Only the number is wanted: count the lines that include the word "Патохимия".

(Collected data entries)

-- start --

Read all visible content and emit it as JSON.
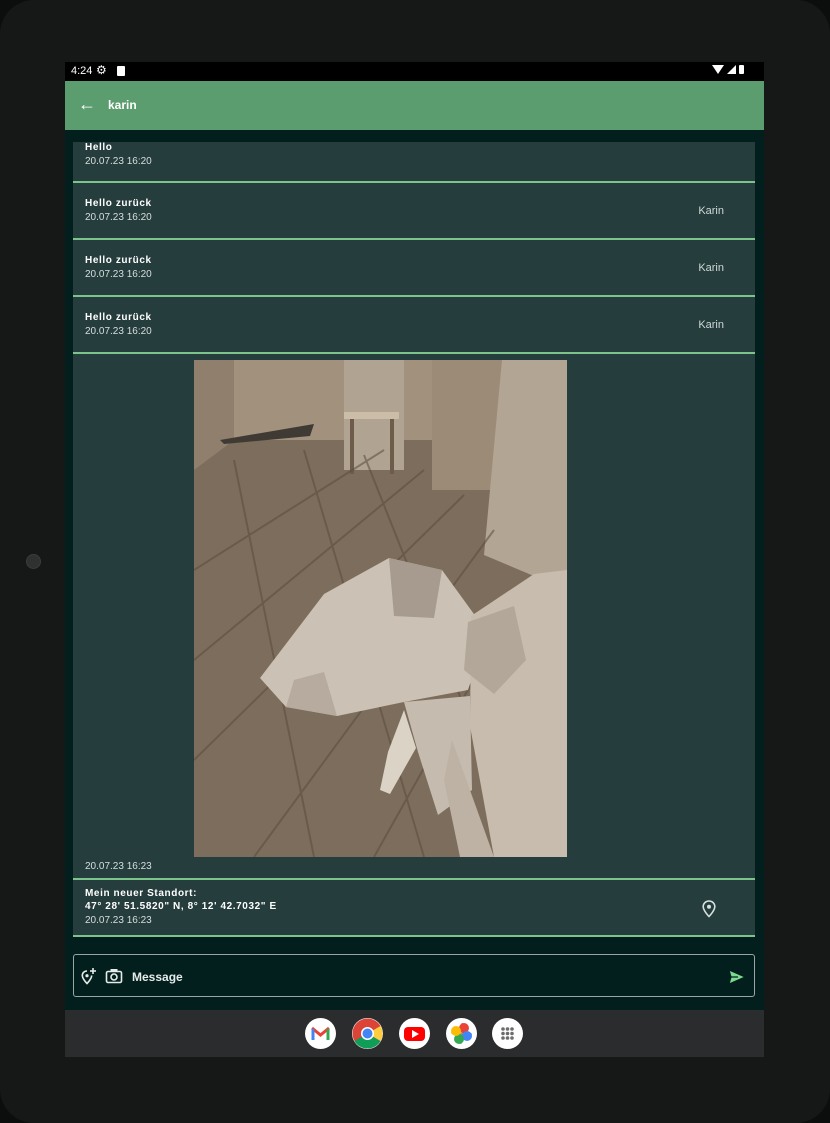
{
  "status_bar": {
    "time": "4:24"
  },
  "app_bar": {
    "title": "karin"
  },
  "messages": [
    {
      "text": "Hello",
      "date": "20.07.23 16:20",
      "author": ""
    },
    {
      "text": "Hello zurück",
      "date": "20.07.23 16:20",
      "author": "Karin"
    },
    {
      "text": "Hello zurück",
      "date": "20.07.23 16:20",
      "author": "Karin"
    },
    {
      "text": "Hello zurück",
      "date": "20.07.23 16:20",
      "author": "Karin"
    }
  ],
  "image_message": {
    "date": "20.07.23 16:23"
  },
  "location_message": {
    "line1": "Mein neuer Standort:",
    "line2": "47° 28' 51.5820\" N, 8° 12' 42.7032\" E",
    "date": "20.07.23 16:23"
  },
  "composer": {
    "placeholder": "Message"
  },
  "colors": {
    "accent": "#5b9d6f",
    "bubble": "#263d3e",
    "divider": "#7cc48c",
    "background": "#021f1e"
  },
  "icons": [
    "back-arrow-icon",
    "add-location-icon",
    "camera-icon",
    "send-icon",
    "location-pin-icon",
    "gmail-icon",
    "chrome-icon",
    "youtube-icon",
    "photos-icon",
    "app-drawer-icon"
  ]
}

-- end --
-- start --

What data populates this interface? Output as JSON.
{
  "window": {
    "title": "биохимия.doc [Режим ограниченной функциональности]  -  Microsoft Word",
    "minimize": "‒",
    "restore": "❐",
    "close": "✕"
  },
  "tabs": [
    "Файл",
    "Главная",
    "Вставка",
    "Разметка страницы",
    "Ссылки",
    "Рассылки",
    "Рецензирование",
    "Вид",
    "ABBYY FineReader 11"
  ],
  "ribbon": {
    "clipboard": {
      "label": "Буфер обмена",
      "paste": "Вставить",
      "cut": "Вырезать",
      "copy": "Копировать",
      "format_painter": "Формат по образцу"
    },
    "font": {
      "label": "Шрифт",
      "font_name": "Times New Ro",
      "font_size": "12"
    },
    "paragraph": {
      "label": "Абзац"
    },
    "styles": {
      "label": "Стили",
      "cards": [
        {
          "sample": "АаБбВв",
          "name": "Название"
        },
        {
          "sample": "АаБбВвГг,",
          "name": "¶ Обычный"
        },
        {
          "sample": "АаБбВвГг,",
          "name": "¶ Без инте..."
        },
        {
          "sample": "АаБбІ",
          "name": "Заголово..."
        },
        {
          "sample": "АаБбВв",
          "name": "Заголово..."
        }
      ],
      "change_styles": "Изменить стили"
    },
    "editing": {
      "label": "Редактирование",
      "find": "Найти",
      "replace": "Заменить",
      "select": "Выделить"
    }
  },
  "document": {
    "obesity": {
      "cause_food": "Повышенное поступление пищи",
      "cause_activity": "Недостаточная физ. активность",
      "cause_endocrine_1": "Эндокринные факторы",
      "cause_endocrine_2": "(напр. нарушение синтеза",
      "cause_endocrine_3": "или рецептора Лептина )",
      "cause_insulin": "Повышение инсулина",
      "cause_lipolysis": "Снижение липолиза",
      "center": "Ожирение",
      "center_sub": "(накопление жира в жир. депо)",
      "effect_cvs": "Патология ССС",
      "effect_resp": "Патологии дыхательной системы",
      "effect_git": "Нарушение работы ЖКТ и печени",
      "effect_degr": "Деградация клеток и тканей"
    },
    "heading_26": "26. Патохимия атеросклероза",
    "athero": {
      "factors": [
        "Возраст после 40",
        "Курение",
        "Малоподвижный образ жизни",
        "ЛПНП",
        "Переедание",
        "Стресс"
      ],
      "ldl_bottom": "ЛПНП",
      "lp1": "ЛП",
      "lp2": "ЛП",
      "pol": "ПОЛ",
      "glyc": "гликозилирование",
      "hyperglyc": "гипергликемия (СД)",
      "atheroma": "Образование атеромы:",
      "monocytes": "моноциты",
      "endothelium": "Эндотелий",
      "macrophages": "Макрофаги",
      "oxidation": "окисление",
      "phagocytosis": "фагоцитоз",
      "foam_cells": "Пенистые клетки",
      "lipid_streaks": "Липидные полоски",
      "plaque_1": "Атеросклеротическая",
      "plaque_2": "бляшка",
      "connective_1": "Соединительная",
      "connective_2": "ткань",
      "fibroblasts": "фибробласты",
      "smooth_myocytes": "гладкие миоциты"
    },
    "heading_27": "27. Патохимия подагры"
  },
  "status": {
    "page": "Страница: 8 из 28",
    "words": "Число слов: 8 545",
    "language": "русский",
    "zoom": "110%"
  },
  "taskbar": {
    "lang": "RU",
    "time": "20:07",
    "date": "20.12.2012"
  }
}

-- end --

• Complete response
2